→ WHAT YOU HAVE TO DO
Write the listing out again, all of it, word for word.

→ EXTRACTED ENTRIES
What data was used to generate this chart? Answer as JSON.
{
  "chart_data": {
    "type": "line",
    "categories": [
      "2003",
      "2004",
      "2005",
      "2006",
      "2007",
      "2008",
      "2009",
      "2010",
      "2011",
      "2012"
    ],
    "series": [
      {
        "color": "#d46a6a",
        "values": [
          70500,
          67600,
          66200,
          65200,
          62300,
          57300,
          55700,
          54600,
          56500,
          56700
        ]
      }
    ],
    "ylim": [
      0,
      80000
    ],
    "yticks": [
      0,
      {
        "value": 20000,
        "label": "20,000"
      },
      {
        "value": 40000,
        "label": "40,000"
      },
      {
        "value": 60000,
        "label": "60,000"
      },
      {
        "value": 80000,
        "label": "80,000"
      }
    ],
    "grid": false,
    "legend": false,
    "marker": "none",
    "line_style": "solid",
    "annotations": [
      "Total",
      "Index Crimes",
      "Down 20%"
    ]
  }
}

→ OUTPUT BELOW
What data was used to generate this chart? Answer as JSON.
{
  "chart_data": {
    "type": "line",
    "categories": [
      "2003",
      "2004",
      "2005",
      "2006",
      "2007",
      "2008",
      "2009",
      "2010",
      "2011",
      "2012"
    ],
    "series": [
      {
        "color": "#d46a6a",
        "values": [
          70500,
          67600,
          66200,
          65200,
          62300,
          57300,
          55700,
          54600,
          56500,
          56700
        ]
      }
    ],
    "ylim": [
      0,
      80000
    ],
    "yticks": [
      0,
      {
        "value": 20000,
        "label": "20,000"
      },
      {
        "value": 40000,
        "label": "40,000"
      },
      {
        "value": 60000,
        "label": "60,000"
      },
      {
        "value": 80000,
        "label": "80,000"
      }
    ],
    "grid": false,
    "legend": false,
    "marker": "none",
    "line_style": "solid",
    "annotations": [
      "Total",
      "Index Crimes",
      "Down 20%"
    ]
  }
}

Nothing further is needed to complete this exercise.